- WORK TO DO
Leave out the pictures and transcribe the rest of the records exactly.

(Stored data)
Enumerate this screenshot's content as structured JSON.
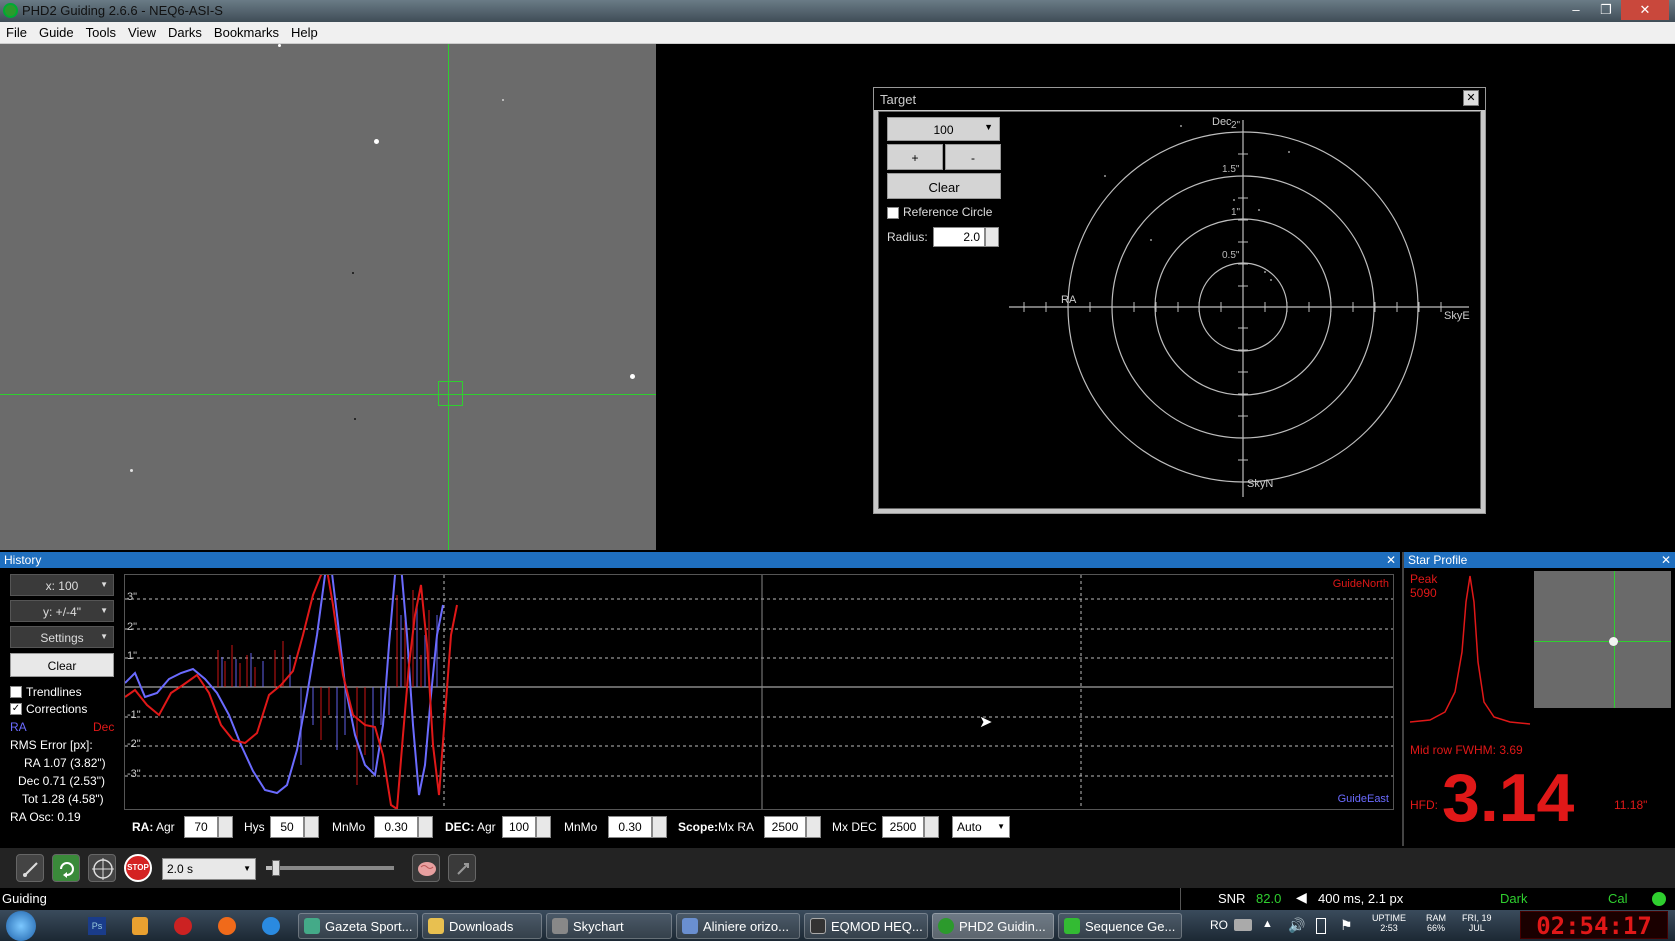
{
  "window": {
    "title": "PHD2 Guiding 2.6.6 - NEQ6-ASI-S",
    "min_glyph": "–",
    "max_glyph": "❐",
    "close_glyph": "✕"
  },
  "menu": [
    "File",
    "Guide",
    "Tools",
    "View",
    "Darks",
    "Bookmarks",
    "Help"
  ],
  "target": {
    "title": "Target",
    "close_glyph": "✕",
    "scale": "100",
    "plus": "+",
    "minus": "-",
    "clear": "Clear",
    "reference_circle_label": "Reference Circle",
    "reference_circle_checked": false,
    "radius_label": "Radius:",
    "radius_value": "2.0",
    "labels": {
      "dec": "Dec",
      "ra": "RA",
      "skye": "SkyE",
      "skyn": "SkyN"
    },
    "rings": [
      "2\"",
      "1.5\"",
      "1\"",
      "0.5\""
    ]
  },
  "history": {
    "title": "History",
    "close_glyph": "✕",
    "x_scale": "x: 100",
    "y_scale": "y: +/-4\"",
    "settings": "Settings",
    "clear": "Clear",
    "trendlines_label": "Trendlines",
    "trendlines_checked": false,
    "corrections_label": "Corrections",
    "corrections_checked": true,
    "legend_ra": "RA",
    "legend_dec": "Dec",
    "rms_title": "RMS Error [px]:",
    "rms_ra": "RA 1.07 (3.82\")",
    "rms_dec": "Dec 0.71 (2.53\")",
    "rms_tot": "Tot 1.28 (4.58\")",
    "ra_osc": "RA Osc: 0.19",
    "y_ticks": [
      "3\"",
      "2\"",
      "1\"",
      "-1\"",
      "-2\"",
      "-3\""
    ],
    "guide_north": "GuideNorth",
    "guide_east": "GuideEast",
    "colors": {
      "ra": "#6b6bff",
      "dec": "#e01818"
    }
  },
  "controls": {
    "ra_label": "RA:",
    "ra_agr_label": "Agr",
    "ra_agr": "70",
    "hys_label": "Hys",
    "hys": "50",
    "mnmo_label": "MnMo",
    "ra_mnmo": "0.30",
    "dec_label": "DEC:",
    "dec_agr_label": "Agr",
    "dec_agr": "100",
    "dec_mnmo": "0.30",
    "scope_label": "Scope:",
    "mx_ra_label": "Mx RA",
    "mx_ra": "2500",
    "mx_dec_label": "Mx DEC",
    "mx_dec": "2500",
    "mode": "Auto"
  },
  "star_profile": {
    "title": "Star Profile",
    "close_glyph": "✕",
    "peak_label": "Peak",
    "peak_value": "5090",
    "fwhm": "Mid row FWHM: 3.69",
    "hfd_label": "HFD:",
    "hfd_value": "3.14",
    "hfd_arcsec": "11.18\""
  },
  "toolbar": {
    "exposure": "2.0 s",
    "stop_label": "STOP",
    "slider_level": 0.05
  },
  "status": {
    "left": "Guiding",
    "snr_label": "SNR",
    "snr_value": "82.0",
    "last_guide": "400 ms, 2.1 px",
    "dark": "Dark",
    "cal": "Cal"
  },
  "taskbar": {
    "items": [
      "Gazeta Sport...",
      "Downloads",
      "Skychart",
      "Aliniere orizo...",
      "EQMOD HEQ...",
      "PHD2 Guidin...",
      "Sequence Ge..."
    ],
    "lang": "RO",
    "uptime_label": "UPTIME",
    "uptime": "2:53",
    "ram_label": "RAM",
    "ram": "66%",
    "date_day": "FRI, 19",
    "date_month": "JUL",
    "clock": "02:54:17"
  }
}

- RESULT FOR THIS TASK
Enumerate this screenshot's content as structured JSON.
{
  "window": {
    "title": "PHD2 Guiding 2.6.6 - NEQ6-ASI-S",
    "min_glyph": "–",
    "max_glyph": "❐",
    "close_glyph": "✕"
  },
  "menu": [
    "File",
    "Guide",
    "Tools",
    "View",
    "Darks",
    "Bookmarks",
    "Help"
  ],
  "target": {
    "title": "Target",
    "close_glyph": "✕",
    "scale": "100",
    "plus": "+",
    "minus": "-",
    "clear": "Clear",
    "reference_circle_label": "Reference Circle",
    "reference_circle_checked": false,
    "radius_label": "Radius:",
    "radius_value": "2.0",
    "labels": {
      "dec": "Dec",
      "ra": "RA",
      "skye": "SkyE",
      "skyn": "SkyN"
    },
    "rings": [
      "2\"",
      "1.5\"",
      "1\"",
      "0.5\""
    ]
  },
  "history": {
    "title": "History",
    "close_glyph": "✕",
    "x_scale": "x: 100",
    "y_scale": "y: +/-4\"",
    "settings": "Settings",
    "clear": "Clear",
    "trendlines_label": "Trendlines",
    "trendlines_checked": false,
    "corrections_label": "Corrections",
    "corrections_checked": true,
    "legend_ra": "RA",
    "legend_dec": "Dec",
    "rms_title": "RMS Error [px]:",
    "rms_ra": "RA 1.07 (3.82\")",
    "rms_dec": "Dec 0.71 (2.53\")",
    "rms_tot": "Tot 1.28 (4.58\")",
    "ra_osc": "RA Osc: 0.19",
    "y_ticks": [
      "3\"",
      "2\"",
      "1\"",
      "-1\"",
      "-2\"",
      "-3\""
    ],
    "guide_north": "GuideNorth",
    "guide_east": "GuideEast",
    "colors": {
      "ra": "#6b6bff",
      "dec": "#e01818"
    }
  },
  "controls": {
    "ra_label": "RA:",
    "ra_agr_label": "Agr",
    "ra_agr": "70",
    "hys_label": "Hys",
    "hys": "50",
    "mnmo_label": "MnMo",
    "ra_mnmo": "0.30",
    "dec_label": "DEC:",
    "dec_agr_label": "Agr",
    "dec_agr": "100",
    "dec_mnmo": "0.30",
    "scope_label": "Scope:",
    "mx_ra_label": "Mx RA",
    "mx_ra": "2500",
    "mx_dec_label": "Mx DEC",
    "mx_dec": "2500",
    "mode": "Auto"
  },
  "star_profile": {
    "title": "Star Profile",
    "close_glyph": "✕",
    "peak_label": "Peak",
    "peak_value": "5090",
    "fwhm": "Mid row FWHM: 3.69",
    "hfd_label": "HFD:",
    "hfd_value": "3.14",
    "hfd_arcsec": "11.18\""
  },
  "toolbar": {
    "exposure": "2.0 s",
    "stop_label": "STOP",
    "slider_level": 0.05
  },
  "status": {
    "left": "Guiding",
    "snr_label": "SNR",
    "snr_value": "82.0",
    "last_guide": "400 ms, 2.1 px",
    "dark": "Dark",
    "cal": "Cal"
  },
  "taskbar": {
    "items": [
      "Gazeta Sport...",
      "Downloads",
      "Skychart",
      "Aliniere orizo...",
      "EQMOD HEQ...",
      "PHD2 Guidin...",
      "Sequence Ge..."
    ],
    "lang": "RO",
    "uptime_label": "UPTIME",
    "uptime": "2:53",
    "ram_label": "RAM",
    "ram": "66%",
    "date_day": "FRI, 19",
    "date_month": "JUL",
    "clock": "02:54:17"
  }
}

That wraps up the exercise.